↓

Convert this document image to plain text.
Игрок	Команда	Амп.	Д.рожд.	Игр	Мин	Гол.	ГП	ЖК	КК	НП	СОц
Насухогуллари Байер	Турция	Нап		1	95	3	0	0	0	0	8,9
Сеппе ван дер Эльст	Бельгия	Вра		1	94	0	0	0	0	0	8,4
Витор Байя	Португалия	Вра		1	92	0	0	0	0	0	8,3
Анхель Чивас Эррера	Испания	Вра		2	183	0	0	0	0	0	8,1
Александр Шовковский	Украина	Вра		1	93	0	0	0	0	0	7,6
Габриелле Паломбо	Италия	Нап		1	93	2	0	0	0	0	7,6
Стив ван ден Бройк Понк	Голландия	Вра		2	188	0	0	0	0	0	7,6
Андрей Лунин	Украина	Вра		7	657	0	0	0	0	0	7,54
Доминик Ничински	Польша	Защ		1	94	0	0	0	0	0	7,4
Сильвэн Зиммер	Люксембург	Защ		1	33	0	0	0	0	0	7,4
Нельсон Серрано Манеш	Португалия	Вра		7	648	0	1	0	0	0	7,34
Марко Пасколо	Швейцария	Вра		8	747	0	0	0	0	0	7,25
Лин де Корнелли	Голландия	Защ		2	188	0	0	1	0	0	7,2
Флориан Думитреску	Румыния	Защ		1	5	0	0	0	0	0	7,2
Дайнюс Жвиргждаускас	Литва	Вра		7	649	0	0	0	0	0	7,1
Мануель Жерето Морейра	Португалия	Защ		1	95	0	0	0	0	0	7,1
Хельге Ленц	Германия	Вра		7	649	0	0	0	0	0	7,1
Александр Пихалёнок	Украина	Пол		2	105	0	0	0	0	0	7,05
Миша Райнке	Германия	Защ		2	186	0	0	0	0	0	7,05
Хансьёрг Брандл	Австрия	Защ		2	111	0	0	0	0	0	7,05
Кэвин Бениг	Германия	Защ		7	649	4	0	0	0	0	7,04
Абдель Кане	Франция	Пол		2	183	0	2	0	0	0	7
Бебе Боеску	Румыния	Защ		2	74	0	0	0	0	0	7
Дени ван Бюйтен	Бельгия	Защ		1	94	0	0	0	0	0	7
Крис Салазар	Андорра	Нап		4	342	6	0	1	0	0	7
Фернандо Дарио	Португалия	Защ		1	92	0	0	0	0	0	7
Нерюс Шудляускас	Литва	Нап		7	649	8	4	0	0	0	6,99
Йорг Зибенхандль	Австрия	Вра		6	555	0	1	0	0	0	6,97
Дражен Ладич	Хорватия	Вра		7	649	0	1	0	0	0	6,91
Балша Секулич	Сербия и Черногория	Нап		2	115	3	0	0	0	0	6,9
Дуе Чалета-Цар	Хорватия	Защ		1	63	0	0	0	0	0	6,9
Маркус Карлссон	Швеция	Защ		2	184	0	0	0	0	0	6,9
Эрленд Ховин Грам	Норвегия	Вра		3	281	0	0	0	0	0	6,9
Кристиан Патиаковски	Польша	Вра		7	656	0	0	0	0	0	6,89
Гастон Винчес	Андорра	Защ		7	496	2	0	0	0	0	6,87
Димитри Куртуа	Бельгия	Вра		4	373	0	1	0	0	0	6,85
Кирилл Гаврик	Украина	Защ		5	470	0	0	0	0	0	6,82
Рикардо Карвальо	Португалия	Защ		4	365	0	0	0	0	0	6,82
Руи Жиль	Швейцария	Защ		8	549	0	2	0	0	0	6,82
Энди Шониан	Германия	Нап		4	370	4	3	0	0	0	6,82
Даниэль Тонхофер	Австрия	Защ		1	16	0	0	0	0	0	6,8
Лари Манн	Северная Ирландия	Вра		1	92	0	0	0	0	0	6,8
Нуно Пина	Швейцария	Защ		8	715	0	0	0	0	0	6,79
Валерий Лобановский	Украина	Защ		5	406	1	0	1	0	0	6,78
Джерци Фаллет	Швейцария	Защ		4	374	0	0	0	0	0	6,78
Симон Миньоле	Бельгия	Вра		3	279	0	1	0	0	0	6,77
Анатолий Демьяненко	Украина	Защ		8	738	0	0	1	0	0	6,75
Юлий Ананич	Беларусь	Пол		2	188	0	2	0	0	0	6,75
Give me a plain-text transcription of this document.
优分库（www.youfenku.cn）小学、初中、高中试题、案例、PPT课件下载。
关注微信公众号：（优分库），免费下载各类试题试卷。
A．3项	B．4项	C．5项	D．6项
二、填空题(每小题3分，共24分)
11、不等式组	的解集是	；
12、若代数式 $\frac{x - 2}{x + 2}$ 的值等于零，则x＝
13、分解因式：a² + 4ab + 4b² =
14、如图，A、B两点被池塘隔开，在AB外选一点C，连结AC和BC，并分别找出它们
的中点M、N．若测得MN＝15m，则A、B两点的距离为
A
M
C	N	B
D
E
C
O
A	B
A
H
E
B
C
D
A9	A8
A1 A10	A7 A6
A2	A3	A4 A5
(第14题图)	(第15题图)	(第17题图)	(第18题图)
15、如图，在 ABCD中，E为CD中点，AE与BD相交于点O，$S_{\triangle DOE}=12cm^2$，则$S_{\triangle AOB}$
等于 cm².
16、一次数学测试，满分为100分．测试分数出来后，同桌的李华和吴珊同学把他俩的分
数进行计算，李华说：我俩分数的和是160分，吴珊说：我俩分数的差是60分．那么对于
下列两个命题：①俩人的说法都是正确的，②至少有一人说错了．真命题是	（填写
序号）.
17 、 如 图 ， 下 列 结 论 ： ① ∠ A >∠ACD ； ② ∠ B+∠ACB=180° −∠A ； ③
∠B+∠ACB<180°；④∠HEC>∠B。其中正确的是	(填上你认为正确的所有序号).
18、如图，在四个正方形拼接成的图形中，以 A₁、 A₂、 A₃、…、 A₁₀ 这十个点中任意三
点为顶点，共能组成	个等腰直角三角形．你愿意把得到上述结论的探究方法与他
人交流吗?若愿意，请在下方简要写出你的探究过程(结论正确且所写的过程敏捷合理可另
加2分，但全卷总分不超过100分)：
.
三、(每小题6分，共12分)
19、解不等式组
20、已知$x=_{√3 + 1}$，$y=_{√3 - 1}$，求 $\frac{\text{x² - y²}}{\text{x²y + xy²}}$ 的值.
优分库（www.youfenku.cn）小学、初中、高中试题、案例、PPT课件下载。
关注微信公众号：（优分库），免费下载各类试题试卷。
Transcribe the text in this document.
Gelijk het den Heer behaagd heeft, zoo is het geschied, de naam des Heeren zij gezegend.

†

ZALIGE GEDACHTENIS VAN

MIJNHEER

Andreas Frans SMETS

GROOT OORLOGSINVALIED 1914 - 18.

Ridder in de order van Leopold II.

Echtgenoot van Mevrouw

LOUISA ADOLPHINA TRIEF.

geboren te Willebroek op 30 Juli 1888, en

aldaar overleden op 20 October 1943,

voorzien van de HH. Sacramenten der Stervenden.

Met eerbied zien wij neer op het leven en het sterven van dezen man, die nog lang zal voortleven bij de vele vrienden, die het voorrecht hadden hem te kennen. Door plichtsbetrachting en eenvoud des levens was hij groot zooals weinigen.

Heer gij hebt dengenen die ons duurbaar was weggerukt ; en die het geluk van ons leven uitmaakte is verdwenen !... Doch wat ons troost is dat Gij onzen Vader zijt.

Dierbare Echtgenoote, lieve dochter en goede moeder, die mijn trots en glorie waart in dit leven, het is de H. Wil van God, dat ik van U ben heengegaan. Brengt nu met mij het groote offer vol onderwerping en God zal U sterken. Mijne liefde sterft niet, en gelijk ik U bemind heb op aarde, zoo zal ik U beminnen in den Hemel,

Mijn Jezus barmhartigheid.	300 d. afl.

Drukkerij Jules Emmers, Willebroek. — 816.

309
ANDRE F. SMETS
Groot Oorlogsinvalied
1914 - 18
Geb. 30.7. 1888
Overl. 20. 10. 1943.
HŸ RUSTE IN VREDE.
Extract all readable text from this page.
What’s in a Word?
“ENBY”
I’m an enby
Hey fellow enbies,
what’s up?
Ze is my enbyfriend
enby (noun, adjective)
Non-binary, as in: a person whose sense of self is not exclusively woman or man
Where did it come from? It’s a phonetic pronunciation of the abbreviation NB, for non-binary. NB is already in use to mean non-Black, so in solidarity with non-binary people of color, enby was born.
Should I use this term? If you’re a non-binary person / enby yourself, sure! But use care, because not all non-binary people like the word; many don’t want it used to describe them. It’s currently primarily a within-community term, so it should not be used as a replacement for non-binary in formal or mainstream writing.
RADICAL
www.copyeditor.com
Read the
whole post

↑

◆ WHAT IS EXPECTED:
Take every line above carrying "plain" and return it.

◆ WRITTEN ANSWER:
Convert this document image to plain text.
Give me a plain-text transcription of this document.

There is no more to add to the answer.